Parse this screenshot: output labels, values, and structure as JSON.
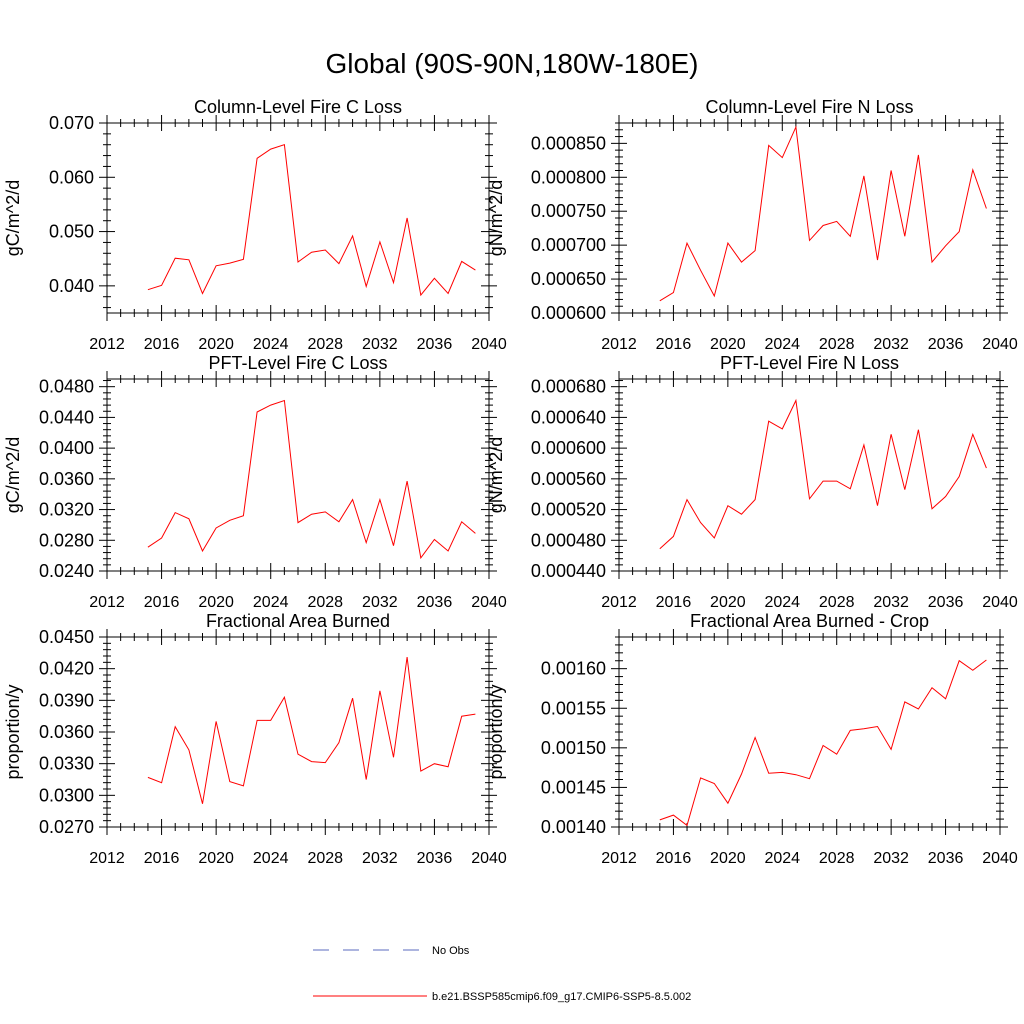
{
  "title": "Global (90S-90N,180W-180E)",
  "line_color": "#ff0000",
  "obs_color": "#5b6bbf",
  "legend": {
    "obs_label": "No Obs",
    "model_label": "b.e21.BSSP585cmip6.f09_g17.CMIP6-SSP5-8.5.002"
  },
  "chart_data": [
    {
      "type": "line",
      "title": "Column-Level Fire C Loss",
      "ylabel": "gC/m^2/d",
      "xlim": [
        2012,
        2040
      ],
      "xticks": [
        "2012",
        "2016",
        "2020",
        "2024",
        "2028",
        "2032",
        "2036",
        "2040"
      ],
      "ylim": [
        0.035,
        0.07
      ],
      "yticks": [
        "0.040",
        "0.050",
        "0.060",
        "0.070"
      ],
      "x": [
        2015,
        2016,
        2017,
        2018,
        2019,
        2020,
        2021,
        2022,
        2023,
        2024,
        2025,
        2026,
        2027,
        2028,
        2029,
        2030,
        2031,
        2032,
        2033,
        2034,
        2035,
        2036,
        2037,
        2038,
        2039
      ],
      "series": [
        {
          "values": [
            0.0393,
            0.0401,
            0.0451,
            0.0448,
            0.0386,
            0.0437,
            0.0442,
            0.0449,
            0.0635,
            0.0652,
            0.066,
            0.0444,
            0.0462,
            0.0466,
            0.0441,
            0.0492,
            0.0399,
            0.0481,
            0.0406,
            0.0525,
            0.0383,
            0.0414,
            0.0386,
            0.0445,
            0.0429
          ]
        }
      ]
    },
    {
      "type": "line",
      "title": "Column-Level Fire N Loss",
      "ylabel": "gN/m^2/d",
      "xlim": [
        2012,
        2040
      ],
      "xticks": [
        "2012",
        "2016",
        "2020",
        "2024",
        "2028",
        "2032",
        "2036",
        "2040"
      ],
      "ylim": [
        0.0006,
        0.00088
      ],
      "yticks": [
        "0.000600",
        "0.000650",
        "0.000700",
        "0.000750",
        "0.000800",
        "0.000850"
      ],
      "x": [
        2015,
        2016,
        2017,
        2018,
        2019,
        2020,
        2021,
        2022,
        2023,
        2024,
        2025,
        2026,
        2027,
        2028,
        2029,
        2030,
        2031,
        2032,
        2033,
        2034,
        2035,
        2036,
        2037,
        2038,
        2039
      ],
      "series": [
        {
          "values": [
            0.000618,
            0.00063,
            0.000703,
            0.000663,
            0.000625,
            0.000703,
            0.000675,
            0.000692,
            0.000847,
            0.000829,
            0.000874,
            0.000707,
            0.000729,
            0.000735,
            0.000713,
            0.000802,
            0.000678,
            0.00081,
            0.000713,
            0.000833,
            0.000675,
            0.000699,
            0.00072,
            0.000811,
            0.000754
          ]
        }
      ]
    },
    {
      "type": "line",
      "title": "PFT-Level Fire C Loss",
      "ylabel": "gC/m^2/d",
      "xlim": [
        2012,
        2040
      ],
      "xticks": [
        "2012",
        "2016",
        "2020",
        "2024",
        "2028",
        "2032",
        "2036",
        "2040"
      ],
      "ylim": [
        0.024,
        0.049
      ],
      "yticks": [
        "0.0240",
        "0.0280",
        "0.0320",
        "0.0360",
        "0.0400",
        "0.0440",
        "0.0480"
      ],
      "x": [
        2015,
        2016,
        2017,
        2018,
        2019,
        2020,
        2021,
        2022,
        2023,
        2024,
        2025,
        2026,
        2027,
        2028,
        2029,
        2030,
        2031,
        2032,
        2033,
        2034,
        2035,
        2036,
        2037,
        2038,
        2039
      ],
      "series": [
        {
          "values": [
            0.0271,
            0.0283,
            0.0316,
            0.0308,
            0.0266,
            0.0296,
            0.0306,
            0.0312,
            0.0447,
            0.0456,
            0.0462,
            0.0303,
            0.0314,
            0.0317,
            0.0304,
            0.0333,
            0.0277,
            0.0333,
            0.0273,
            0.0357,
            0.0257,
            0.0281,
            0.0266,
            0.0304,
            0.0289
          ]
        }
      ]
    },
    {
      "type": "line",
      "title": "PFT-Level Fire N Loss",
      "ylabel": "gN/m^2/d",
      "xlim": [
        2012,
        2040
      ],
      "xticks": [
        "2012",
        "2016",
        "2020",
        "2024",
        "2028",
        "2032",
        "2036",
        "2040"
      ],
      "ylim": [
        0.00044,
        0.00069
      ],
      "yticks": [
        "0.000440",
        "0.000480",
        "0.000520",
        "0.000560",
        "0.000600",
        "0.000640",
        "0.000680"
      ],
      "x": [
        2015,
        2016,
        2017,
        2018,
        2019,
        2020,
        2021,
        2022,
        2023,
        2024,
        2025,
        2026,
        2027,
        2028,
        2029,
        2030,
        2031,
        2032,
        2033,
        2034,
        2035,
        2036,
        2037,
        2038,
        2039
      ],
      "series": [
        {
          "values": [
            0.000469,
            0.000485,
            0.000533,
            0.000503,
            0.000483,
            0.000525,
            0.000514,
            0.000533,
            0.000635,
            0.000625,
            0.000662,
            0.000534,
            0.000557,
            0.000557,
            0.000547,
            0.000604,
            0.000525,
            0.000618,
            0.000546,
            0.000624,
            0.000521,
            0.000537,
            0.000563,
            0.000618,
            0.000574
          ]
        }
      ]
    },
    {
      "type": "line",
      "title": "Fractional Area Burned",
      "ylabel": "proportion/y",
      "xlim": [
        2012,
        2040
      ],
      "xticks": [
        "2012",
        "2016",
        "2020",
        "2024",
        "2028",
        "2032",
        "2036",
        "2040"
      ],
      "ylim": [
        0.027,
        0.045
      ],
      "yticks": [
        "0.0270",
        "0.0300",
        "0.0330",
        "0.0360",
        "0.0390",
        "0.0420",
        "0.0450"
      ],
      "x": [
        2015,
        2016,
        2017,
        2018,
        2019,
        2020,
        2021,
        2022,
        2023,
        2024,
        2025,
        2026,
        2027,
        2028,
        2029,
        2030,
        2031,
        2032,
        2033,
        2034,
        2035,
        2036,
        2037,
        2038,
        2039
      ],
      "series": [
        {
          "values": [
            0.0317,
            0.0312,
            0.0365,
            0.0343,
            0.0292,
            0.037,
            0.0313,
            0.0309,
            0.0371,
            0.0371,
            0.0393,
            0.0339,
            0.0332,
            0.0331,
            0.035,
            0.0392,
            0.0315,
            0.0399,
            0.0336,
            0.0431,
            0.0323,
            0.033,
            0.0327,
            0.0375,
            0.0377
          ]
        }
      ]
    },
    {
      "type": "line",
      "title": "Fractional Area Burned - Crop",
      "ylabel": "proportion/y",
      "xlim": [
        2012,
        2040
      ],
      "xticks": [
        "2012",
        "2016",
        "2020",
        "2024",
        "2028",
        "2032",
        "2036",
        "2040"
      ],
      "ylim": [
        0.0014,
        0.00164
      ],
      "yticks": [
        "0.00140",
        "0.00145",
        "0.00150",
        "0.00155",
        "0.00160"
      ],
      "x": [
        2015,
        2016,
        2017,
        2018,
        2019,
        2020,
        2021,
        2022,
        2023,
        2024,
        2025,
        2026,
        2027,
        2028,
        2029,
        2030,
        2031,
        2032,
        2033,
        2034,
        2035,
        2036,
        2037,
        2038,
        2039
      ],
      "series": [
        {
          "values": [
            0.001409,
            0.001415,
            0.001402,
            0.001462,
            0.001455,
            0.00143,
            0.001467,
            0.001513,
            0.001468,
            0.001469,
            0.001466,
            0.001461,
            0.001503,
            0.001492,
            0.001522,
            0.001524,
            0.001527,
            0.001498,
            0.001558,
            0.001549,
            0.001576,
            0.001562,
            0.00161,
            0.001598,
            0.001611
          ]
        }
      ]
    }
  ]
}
========================
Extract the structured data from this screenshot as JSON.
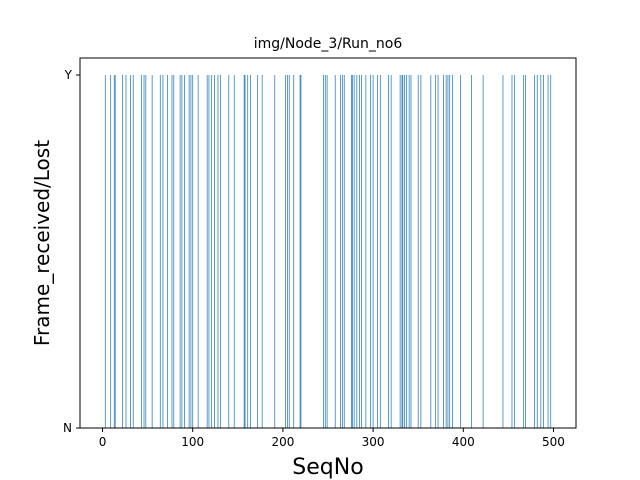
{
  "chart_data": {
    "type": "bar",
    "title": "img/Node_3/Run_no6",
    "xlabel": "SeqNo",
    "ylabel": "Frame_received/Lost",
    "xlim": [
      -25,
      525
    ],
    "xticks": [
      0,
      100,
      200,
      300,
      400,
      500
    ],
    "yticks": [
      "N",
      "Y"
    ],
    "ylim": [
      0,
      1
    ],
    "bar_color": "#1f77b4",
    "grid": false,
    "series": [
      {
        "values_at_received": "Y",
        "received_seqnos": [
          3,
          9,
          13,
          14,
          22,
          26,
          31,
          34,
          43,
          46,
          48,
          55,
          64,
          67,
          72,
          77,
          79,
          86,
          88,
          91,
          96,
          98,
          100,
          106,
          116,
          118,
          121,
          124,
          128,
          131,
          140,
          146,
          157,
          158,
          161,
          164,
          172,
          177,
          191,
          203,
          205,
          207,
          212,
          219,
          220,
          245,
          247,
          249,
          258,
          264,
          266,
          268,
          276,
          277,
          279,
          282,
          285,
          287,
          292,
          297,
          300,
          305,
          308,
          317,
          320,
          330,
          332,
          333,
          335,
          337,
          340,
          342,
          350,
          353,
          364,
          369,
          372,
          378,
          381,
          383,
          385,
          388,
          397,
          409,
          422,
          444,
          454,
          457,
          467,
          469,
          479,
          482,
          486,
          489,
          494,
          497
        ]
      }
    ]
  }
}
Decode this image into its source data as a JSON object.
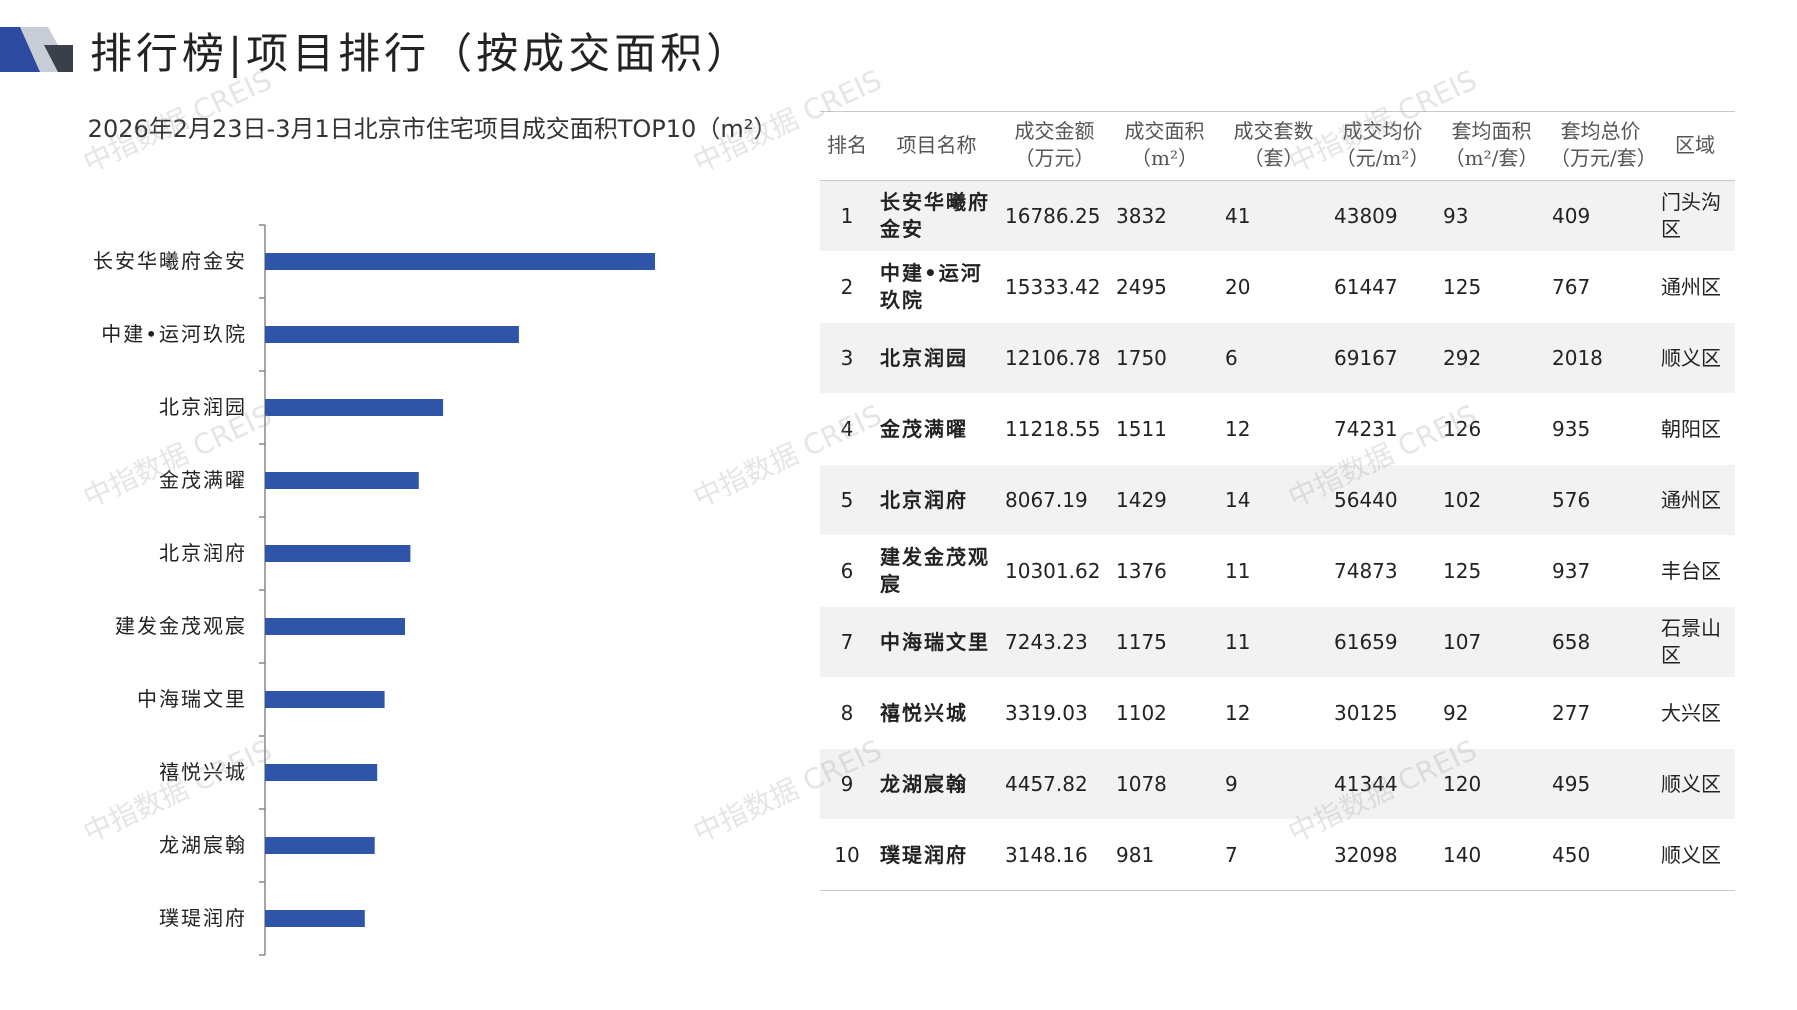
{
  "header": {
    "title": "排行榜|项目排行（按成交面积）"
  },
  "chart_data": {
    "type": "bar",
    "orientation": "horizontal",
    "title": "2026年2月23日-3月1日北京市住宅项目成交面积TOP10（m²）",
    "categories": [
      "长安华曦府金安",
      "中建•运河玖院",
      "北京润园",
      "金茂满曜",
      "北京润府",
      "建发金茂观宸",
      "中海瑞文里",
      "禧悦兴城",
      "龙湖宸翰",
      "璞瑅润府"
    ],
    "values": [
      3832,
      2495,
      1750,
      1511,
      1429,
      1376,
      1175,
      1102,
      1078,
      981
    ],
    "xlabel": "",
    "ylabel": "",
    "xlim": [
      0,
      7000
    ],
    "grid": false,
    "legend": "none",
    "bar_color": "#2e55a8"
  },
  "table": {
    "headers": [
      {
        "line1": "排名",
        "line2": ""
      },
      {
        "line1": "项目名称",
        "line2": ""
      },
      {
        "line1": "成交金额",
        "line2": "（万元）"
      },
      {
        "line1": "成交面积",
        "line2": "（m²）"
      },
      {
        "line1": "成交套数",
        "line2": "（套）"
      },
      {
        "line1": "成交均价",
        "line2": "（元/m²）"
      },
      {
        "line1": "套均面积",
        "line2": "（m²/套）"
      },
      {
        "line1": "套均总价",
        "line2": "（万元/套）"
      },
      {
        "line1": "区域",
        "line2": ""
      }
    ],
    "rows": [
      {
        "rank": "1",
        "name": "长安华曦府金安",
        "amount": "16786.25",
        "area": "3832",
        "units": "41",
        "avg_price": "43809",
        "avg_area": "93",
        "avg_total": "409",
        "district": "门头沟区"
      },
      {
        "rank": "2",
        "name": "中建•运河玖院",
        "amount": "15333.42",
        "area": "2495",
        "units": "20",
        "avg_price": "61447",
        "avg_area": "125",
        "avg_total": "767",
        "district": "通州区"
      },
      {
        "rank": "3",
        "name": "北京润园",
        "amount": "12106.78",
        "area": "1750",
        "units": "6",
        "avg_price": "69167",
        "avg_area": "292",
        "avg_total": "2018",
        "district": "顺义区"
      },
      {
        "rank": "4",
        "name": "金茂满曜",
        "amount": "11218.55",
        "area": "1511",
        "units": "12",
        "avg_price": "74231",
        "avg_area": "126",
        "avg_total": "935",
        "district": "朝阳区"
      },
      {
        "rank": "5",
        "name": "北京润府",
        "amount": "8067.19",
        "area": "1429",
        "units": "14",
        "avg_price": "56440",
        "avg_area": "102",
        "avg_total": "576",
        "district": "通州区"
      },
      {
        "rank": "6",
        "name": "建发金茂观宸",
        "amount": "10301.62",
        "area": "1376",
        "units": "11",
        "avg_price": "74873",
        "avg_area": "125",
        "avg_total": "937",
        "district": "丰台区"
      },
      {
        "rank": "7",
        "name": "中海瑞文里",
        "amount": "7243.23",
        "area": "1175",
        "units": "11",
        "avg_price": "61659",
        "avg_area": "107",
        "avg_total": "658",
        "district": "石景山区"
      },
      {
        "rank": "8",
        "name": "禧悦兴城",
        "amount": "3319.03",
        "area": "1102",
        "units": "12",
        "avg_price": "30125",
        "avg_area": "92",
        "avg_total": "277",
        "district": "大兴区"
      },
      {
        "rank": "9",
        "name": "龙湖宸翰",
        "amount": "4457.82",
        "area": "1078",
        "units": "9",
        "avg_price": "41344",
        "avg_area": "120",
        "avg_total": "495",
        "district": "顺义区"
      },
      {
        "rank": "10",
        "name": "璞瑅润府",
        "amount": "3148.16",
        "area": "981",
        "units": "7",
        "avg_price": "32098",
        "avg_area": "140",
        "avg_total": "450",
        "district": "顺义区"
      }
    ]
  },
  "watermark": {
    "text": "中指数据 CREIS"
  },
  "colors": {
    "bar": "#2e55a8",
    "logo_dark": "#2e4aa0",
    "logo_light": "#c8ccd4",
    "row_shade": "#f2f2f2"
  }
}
========================
→ **REQUIRED WORK**
Scan the data for the word "district" and copy every line where it shows up.

→ **WORKED ANSWER**
        "district": "门头沟区"
        "district": "通州区"
        "district": "顺义区"
        "district": "朝阳区"
        "district": "通州区"
        "district": "丰台区"
        "district": "石景山区"
        "district": "大兴区"
        "district": "顺义区"
        "district": "顺义区"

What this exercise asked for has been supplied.